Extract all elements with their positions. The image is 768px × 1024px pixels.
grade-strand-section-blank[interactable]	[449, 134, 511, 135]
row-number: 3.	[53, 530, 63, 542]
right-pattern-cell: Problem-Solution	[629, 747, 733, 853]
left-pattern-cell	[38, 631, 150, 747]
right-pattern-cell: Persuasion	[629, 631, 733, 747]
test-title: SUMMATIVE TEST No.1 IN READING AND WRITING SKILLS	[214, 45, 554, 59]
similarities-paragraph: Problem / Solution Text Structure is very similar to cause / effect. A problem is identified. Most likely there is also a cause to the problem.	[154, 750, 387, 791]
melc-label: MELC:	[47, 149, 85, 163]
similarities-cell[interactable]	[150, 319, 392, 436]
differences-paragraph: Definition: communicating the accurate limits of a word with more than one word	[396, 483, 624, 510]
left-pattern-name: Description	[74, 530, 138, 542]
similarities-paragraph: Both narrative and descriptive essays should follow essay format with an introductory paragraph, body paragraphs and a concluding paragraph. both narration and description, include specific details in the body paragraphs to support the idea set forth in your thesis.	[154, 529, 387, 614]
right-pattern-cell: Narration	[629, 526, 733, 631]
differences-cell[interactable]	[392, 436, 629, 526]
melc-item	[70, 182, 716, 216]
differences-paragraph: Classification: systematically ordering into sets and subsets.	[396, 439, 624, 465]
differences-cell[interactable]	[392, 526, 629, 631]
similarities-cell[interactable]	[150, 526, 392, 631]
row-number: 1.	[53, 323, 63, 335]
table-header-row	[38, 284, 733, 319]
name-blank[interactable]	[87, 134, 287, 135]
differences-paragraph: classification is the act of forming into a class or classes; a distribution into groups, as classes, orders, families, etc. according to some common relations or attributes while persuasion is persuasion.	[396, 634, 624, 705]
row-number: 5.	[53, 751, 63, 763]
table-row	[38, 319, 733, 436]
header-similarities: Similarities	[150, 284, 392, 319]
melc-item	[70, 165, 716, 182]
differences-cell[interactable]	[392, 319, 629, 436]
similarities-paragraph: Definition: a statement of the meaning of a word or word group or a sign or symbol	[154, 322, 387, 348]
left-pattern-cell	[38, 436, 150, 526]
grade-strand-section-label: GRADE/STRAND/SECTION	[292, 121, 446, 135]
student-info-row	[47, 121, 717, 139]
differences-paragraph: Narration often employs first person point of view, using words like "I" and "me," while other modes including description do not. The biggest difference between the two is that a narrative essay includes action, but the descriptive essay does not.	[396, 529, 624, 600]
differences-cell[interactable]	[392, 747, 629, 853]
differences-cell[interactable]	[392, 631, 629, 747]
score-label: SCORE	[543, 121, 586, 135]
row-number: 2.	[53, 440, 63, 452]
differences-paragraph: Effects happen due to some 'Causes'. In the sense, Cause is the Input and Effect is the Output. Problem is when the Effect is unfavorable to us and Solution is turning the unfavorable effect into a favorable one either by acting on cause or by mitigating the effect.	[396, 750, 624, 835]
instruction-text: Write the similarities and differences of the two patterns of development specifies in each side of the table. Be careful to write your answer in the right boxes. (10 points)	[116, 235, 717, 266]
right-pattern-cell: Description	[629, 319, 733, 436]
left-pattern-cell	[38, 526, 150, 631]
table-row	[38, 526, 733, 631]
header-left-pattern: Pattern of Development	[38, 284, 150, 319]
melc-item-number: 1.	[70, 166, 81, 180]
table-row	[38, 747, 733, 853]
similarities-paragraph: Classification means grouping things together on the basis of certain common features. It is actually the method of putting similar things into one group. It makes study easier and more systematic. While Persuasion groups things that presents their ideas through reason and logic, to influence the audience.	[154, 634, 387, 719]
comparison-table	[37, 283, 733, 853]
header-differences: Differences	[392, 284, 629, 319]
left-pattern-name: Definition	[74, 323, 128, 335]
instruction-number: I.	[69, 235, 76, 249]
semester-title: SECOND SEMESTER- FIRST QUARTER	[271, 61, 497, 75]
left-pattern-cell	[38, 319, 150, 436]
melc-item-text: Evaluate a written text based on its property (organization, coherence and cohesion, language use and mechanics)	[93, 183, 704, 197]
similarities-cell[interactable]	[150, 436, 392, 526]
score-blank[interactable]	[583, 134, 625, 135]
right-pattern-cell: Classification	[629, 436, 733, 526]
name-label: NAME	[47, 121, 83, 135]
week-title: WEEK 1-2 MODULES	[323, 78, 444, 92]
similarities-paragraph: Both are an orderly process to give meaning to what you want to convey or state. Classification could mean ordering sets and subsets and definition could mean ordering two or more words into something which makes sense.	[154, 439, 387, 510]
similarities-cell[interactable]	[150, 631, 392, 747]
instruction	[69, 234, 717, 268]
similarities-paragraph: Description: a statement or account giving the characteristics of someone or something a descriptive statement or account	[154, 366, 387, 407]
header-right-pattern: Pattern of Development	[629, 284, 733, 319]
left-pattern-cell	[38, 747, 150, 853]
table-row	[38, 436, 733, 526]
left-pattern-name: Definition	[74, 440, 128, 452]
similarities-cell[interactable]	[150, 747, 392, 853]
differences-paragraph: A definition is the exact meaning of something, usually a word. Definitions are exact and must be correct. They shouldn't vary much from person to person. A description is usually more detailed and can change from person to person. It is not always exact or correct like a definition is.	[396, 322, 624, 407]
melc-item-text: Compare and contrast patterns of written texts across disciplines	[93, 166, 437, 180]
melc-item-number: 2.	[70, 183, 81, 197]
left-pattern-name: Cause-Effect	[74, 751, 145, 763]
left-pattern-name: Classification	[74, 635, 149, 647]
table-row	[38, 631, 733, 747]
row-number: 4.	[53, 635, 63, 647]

────

Task to complete :: Pull out each line of the listing that contains the string "header", treating uppercase and lowercase as different.

Output below ::
table-header-row	[38, 284, 733, 319]
header-similarities: Similarities	[150, 284, 392, 319]
header-left-pattern: Pattern of Development	[38, 284, 150, 319]
header-differences: Differences	[392, 284, 629, 319]
header-right-pattern: Pattern of Development	[629, 284, 733, 319]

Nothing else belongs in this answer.